Element and region listings:

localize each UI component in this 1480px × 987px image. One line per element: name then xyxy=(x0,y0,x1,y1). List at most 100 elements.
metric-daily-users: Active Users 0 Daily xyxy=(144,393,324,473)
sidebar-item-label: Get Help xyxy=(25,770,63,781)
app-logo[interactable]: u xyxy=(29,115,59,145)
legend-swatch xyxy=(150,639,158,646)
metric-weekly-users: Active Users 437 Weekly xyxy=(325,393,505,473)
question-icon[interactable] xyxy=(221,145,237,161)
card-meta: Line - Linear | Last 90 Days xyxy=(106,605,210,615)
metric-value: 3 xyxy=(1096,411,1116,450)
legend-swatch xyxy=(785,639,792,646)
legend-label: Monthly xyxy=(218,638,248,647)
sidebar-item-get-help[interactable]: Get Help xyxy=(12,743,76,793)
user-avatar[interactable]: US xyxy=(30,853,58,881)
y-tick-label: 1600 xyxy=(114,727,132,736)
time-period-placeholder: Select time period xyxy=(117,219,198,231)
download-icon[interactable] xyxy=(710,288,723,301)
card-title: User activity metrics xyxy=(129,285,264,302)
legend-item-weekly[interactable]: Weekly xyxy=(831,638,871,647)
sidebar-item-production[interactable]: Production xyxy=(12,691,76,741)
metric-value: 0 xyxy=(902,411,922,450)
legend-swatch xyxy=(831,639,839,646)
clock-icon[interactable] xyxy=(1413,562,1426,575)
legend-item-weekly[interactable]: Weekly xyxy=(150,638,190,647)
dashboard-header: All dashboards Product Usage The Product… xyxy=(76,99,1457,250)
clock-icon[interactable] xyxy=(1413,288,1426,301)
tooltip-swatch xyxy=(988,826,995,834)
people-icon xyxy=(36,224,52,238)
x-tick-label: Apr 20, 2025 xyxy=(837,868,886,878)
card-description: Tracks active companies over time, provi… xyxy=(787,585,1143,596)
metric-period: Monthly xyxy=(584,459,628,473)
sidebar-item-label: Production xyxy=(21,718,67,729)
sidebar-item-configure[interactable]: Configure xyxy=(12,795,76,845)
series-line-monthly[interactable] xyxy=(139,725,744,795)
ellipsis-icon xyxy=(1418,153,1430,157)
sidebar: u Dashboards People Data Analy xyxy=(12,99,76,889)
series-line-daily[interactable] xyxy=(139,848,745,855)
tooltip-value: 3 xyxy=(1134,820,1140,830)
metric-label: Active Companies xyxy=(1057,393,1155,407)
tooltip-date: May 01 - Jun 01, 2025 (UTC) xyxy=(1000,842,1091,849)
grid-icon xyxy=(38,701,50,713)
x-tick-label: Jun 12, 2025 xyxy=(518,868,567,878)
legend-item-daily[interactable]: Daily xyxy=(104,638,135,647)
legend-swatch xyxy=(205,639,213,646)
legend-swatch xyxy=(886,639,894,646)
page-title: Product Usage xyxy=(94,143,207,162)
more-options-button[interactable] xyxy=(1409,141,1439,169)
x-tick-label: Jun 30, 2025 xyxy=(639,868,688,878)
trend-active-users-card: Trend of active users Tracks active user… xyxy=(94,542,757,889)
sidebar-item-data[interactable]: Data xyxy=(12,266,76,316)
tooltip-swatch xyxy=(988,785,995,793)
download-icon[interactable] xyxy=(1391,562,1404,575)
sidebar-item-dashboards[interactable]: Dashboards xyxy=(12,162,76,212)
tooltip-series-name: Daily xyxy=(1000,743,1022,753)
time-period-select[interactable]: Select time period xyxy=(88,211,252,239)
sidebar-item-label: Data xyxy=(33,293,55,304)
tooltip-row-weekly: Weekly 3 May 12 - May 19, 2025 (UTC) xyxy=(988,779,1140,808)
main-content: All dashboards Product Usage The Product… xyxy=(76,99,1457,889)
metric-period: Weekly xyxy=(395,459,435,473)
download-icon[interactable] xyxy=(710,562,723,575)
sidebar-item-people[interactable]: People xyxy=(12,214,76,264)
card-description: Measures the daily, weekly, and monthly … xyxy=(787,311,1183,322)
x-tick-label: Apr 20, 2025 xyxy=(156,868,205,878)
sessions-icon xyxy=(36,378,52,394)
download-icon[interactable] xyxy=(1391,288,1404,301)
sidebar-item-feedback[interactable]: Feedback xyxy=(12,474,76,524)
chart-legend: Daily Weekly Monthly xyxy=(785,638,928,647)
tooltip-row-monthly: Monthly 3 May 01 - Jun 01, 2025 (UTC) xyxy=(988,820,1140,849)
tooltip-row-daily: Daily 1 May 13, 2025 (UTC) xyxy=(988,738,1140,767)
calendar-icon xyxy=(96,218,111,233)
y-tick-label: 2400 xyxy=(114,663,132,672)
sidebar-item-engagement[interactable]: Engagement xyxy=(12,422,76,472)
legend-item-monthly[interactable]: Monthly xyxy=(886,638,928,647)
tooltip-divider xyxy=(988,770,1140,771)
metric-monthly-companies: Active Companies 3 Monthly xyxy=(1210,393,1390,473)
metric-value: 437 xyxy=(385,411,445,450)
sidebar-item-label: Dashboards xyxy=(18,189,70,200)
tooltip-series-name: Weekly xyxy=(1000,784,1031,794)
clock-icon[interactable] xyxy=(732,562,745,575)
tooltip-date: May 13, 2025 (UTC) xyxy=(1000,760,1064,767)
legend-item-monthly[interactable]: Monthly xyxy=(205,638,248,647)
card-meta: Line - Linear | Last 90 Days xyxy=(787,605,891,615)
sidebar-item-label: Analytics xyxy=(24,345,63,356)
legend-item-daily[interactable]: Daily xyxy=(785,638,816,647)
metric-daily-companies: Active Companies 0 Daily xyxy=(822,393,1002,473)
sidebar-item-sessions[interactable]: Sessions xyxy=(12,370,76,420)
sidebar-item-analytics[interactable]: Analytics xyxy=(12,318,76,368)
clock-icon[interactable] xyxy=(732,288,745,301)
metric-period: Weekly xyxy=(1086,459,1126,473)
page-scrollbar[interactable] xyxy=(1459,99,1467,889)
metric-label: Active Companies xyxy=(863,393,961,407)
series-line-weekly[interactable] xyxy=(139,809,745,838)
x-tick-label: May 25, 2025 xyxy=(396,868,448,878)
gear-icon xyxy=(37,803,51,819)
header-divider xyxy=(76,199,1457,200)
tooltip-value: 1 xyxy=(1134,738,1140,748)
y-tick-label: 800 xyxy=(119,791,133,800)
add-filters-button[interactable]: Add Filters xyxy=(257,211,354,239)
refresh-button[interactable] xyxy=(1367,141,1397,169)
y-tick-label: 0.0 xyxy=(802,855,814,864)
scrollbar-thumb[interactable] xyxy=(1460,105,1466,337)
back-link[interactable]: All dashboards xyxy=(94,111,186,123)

• [DESCRIPTION OF THE TASK]:
Rewrite the rows above as a numbered list, dropping any blank lines.

• [ANSWER TO THIS TASK]:
1. localize each UI component in this 1480px × 987px image. One line per element: name then xyxy=(x0,y0,x1,y1). List at most 100 elements.
2. metric-daily-users: Active Users 0 Daily xyxy=(144,393,324,473)
3. sidebar-item-label: Get Help xyxy=(25,770,63,781)
4. app-logo[interactable]: u xyxy=(29,115,59,145)
5. legend-swatch xyxy=(150,639,158,646)
6. metric-weekly-users: Active Users 437 Weekly xyxy=(325,393,505,473)
7. question-icon[interactable] xyxy=(221,145,237,161)
8. card-meta: Line - Linear | Last 90 Days xyxy=(106,605,210,615)
9. metric-value: 3 xyxy=(1096,411,1116,450)
10. legend-swatch xyxy=(785,639,792,646)
11. legend-label: Monthly xyxy=(218,638,248,647)
12. sidebar-item-get-help[interactable]: Get Help xyxy=(12,743,76,793)
13. user-avatar[interactable]: US xyxy=(30,853,58,881)
14. y-tick-label: 1600 xyxy=(114,727,132,736)
15. time-period-placeholder: Select time period xyxy=(117,219,198,231)
16. download-icon[interactable] xyxy=(710,288,723,301)
17. card-title: User activity metrics xyxy=(129,285,264,302)
18. legend-item-weekly[interactable]: Weekly xyxy=(831,638,871,647)
19. sidebar-item-production[interactable]: Production xyxy=(12,691,76,741)
20. metric-value: 0 xyxy=(902,411,922,450)
21. legend-swatch xyxy=(831,639,839,646)
22. clock-icon[interactable] xyxy=(1413,562,1426,575)
23. legend-item-weekly[interactable]: Weekly xyxy=(150,638,190,647)
24. dashboard-header: All dashboards Product Usage The Product… xyxy=(76,99,1457,250)
25. clock-icon[interactable] xyxy=(1413,288,1426,301)
26. tooltip-swatch xyxy=(988,826,995,834)
27. people-icon xyxy=(36,224,52,238)
28. x-tick-label: Apr 20, 2025 xyxy=(837,868,886,878)
29. card-description: Tracks active companies over time, provi… xyxy=(787,585,1143,596)
30. metric-period: Monthly xyxy=(584,459,628,473)
31. sidebar-item-label: Production xyxy=(21,718,67,729)
32. sidebar-item-configure[interactable]: Configure xyxy=(12,795,76,845)
33. series-line-monthly[interactable] xyxy=(139,725,744,795)
34. ellipsis-icon xyxy=(1418,153,1430,157)
35. sidebar: u Dashboards People Data Analy xyxy=(12,99,76,889)
36. series-line-daily[interactable] xyxy=(139,848,745,855)
37. tooltip-value: 3 xyxy=(1134,820,1140,830)
38. metric-label: Active Companies xyxy=(1057,393,1155,407)
39. tooltip-date: May 01 - Jun 01, 2025 (UTC) xyxy=(1000,842,1091,849)
40. grid-icon xyxy=(38,701,50,713)
41. x-tick-label: Jun 12, 2025 xyxy=(518,868,567,878)
42. legend-item-daily[interactable]: Daily xyxy=(104,638,135,647)
43. legend-swatch xyxy=(205,639,213,646)
44. legend-swatch xyxy=(886,639,894,646)
45. page-title: Product Usage xyxy=(94,143,207,162)
46. more-options-button[interactable] xyxy=(1409,141,1439,169)
47. x-tick-label: Jun 30, 2025 xyxy=(639,868,688,878)
48. trend-active-users-card: Trend of active users Tracks active user… xyxy=(94,542,757,889)
49. sidebar-item-data[interactable]: Data xyxy=(12,266,76,316)
50. tooltip-swatch xyxy=(988,785,995,793)
51. download-icon[interactable] xyxy=(1391,562,1404,575)
52. sidebar-item-dashboards[interactable]: Dashboards xyxy=(12,162,76,212)
53. tooltip-series-name: Daily xyxy=(1000,743,1022,753)
54. time-period-select[interactable]: Select time period xyxy=(88,211,252,239)
55. sidebar-item-label: Data xyxy=(33,293,55,304)
56. tooltip-row-weekly: Weekly 3 May 12 - May 19, 2025 (UTC) xyxy=(988,779,1140,808)
57. main-content: All dashboards Product Usage The Product… xyxy=(76,99,1457,889)
58. metric-period: Weekly xyxy=(395,459,435,473)
59. download-icon[interactable] xyxy=(710,562,723,575)
60. sidebar-item-people[interactable]: People xyxy=(12,214,76,264)
61. card-description: Measures the daily, weekly, and monthly … xyxy=(787,311,1183,322)
62. x-tick-label: Apr 20, 2025 xyxy=(156,868,205,878)
63. sessions-icon xyxy=(36,378,52,394)
64. download-icon[interactable] xyxy=(1391,288,1404,301)
65. sidebar-item-feedback[interactable]: Feedback xyxy=(12,474,76,524)
66. chart-legend: Daily Weekly Monthly xyxy=(785,638,928,647)
67. tooltip-row-monthly: Monthly 3 May 01 - Jun 01, 2025 (UTC) xyxy=(988,820,1140,849)
68. tooltip-row-daily: Daily 1 May 13, 2025 (UTC) xyxy=(988,738,1140,767)
69. calendar-icon xyxy=(96,218,111,233)
70. y-tick-label: 2400 xyxy=(114,663,132,672)
71. sidebar-item-engagement[interactable]: Engagement xyxy=(12,422,76,472)
72. legend-item-monthly[interactable]: Monthly xyxy=(886,638,928,647)
73. tooltip-divider xyxy=(988,770,1140,771)
74. metric-monthly-companies: Active Companies 3 Monthly xyxy=(1210,393,1390,473)
75. metric-value: 437 xyxy=(385,411,445,450)
76. sidebar-item-label: Dashboards xyxy=(18,189,70,200)
77. tooltip-series-name: Weekly xyxy=(1000,784,1031,794)
78. clock-icon[interactable] xyxy=(732,562,745,575)
79. tooltip-date: May 13, 2025 (UTC) xyxy=(1000,760,1064,767)
80. legend-item-monthly[interactable]: Monthly xyxy=(205,638,248,647)
81. card-meta: Line - Linear | Last 90 Days xyxy=(787,605,891,615)
82. sidebar-item-label: Analytics xyxy=(24,345,63,356)
83. legend-item-daily[interactable]: Daily xyxy=(785,638,816,647)
84. metric-daily-companies: Active Companies 0 Daily xyxy=(822,393,1002,473)
85. sidebar-item-sessions[interactable]: Sessions xyxy=(12,370,76,420)
86. sidebar-item-analytics[interactable]: Analytics xyxy=(12,318,76,368)
87. clock-icon[interactable] xyxy=(732,288,745,301)
88. metric-period: Weekly xyxy=(1086,459,1126,473)
89. page-scrollbar[interactable] xyxy=(1459,99,1467,889)
90. metric-label: Active Companies xyxy=(863,393,961,407)
91. series-line-weekly[interactable] xyxy=(139,809,745,838)
92. x-tick-label: May 25, 2025 xyxy=(396,868,448,878)
93. gear-icon xyxy=(37,803,51,819)
94. header-divider xyxy=(76,199,1457,200)
95. tooltip-value: 1 xyxy=(1134,738,1140,748)
96. y-tick-label: 800 xyxy=(119,791,133,800)
97. add-filters-button[interactable]: Add Filters xyxy=(257,211,354,239)
98. refresh-button[interactable] xyxy=(1367,141,1397,169)
99. y-tick-label: 0.0 xyxy=(802,855,814,864)
100. scrollbar-thumb[interactable] xyxy=(1460,105,1466,337)
101. back-link[interactable]: All dashboards xyxy=(94,111,186,123)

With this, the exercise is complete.